For every line in the records that has the word "dievas", make a copy.
══════════════════════════════
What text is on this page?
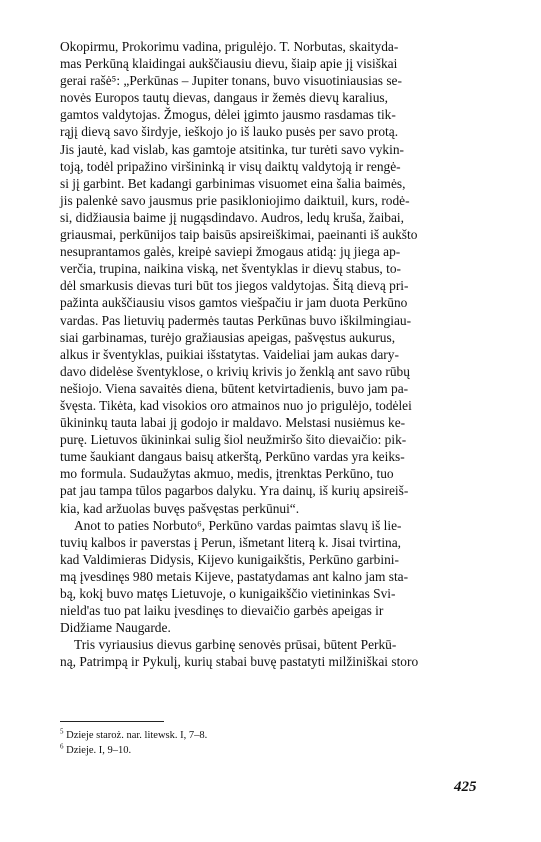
Okopirmu, Prokorimu vadina, prigulėjo. T. Norbutas, skaityda-
mas Perkūną klaidingai aukščiausiu dievu, šiaip apie jį visiškai
gerai rašė⁵: „Perkūnas – Jupiter tonans, buvo visuotiniausias se-
novės Europos tautų dievas, dangaus ir žemės dievų karalius,
gamtos valdytojas. Žmogus, dėlei įgimto jausmo rasdamas tik-
rąjį dievą savo širdyje, ieškojo jo iš lauko pusės per savo protą.
Jis jautė, kad vislab, kas gamtoje atsitinka, tur turėti savo vykin-
toją, todėl pripažino viršininką ir visų daiktų valdytoją ir rengė-
si jį garbint. Bet kadangi garbinimas visuomet eina šalia baimės,
jis palenkė savo jausmus prie pasikloniojimo daiktuil, kurs, rodė-
si, didžiausia baime jį nugąsdindavo. Audros, ledų kruša, žaibai,
griausmai, perkūnijos taip baisūs apsireiškimai, paeinanti iš aukšto
nesuprantamos galės, kreipė saviepi žmogaus atidą: jų jiega ap-
verčia, trupina, naikina viską, net šventyklas ir dievų stabus, to-
dėl smarkusis dievas turi būt tos jiegos valdytojas. Šitą dievą pri-
pažinta aukščiausiu visos gamtos viešpačiu ir jam duota Perkūno
vardas. Pas lietuvių padermės tautas Perkūnas buvo iškilmingiau-
siai garbinamas, turėjo gražiausias apeigas, pašvęstus aukurus,
alkus ir šventyklas, puikiai išstatytas. Vaideliai jam aukas dary-
davo didelėse šventyklose, o krivių krivis jo ženklą ant savo rūbų
nešiojo. Viena savaitės diena, būtent ketvirtadienis, buvo jam pa-
švęsta. Tikėta, kad visokios oro atmainos nuo jo prigulėjo, todėlei
ūkininkų tauta labai jį godojo ir maldavo. Melstasi nusiėmus ke-
purę. Lietuvos ūkininkai sulig šiol neužmiršo šito dievaičio: pik-
tume šaukiant dangaus baisų atkerštą, Perkūno vardas yra keiks-
mo formula. Sudaužytas akmuo, medis, įtrenktas Perkūno, tuo
pat jau tampa tūlos pagarbos dalyku. Yra dainų, iš kurių apsireiš-
kia, kad aržuolas buvęs pašvęstas perkūnui“.
Anot to paties Norbuto⁶, Perkūno vardas paimtas slavų iš lie-
tuvių kalbos ir paverstas į Perun, išmetant literą k. Jisai tvirtina,
kad Valdimieras Didysis, Kijevo kunigaikštis, Perkūno garbini-
mą įvesdinęs 980 metais Kijeve, pastatydamas ant kalno jam sta-
bą, kokį buvo matęs Lietuvoje, o kunigaikščio vietininkas Svi-
nield'as tuo pat laiku įvesdinęs to dievaičio garbės apeigas ir
Didžiame Naugarde.
Tris vyriausius dievus garbinę senovės prūsai, būtent Perkū-
ną, Patrimpą ir Pykulį, kurių stabai buvę pastatyti milžiniškai storo
$^5$ Dzieje staroż. nar. litewsk. I, 7–8.
$^6$ Dzieje. I, 9–10.
425
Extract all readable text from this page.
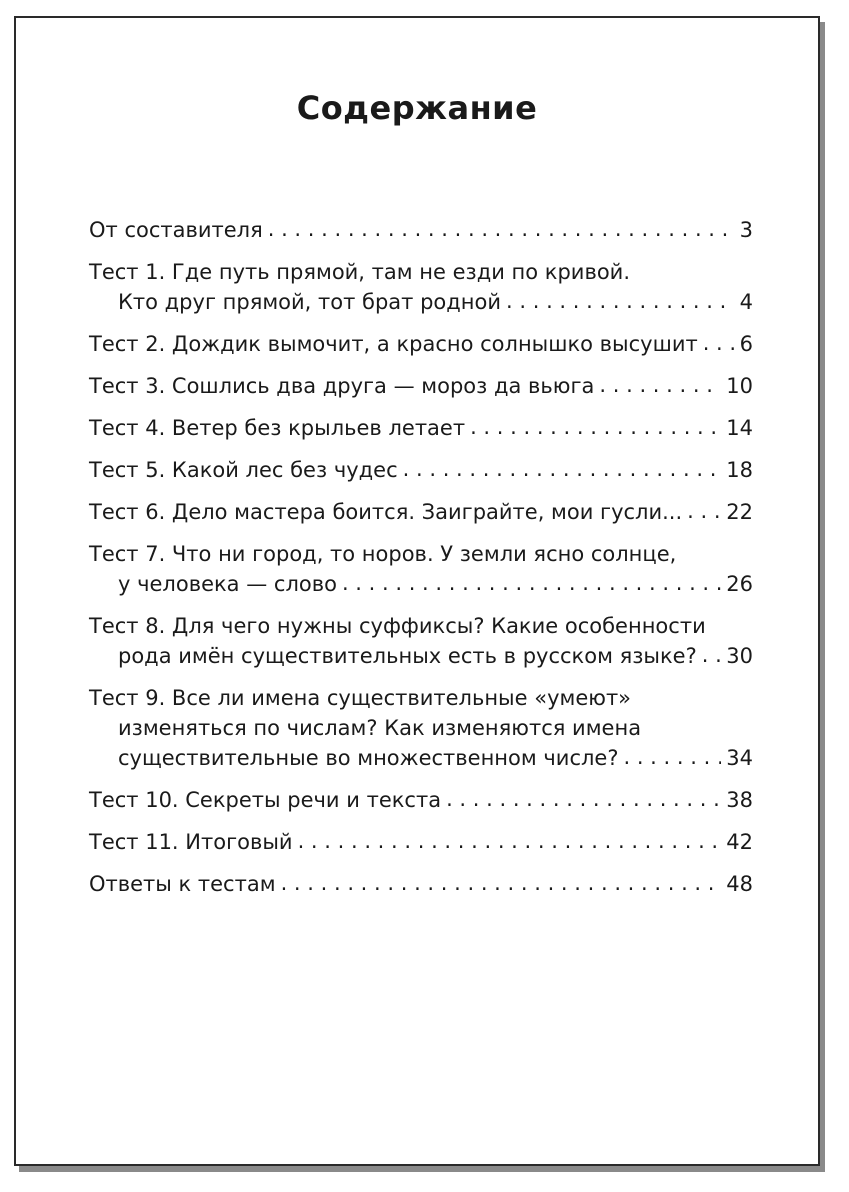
Содержание
От составителя . . .	3
Тест 1. Где путь прямой, там не езди по кривой.
Кто друг прямой, тот брат родной . . .	4
Тест 2. Дождик вымочит, а красно солнышко высушит . . . 6
Тест 3. Сошлись два друга — мороз да вьюга . . .	10
Тест 4. Ветер без крыльев летает . . .	14
Тест 5. Какой лес без чудес . . .	18
Тест 6. Дело мастера боится. Заиграйте, мои гусли... . . . 22
Тест 7. Что ни город, то норов. У земли ясно солнце,
у человека — слово . . .	26
Тест 8. Для чего нужны суффиксы? Какие особенности
рода имён существительных есть в русском языке? . . . 30
Тест 9. Все ли имена существительные «умеют»
изменяться по числам? Как изменяются имена
существительные во множественном числе? . . .	34
Тест 10. Секреты речи и текста . . .	38
Тест 11. Итоговый . . .	42
Ответы к тестам . . .	48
══════════════════════════════
• **ANSWER BELOW**:
novės Europos tautų dievas, dangaus ir žemės dievų karalius,
dėl smarkusis dievas turi būt tos jiegos valdytojas. Šitą dievą pri-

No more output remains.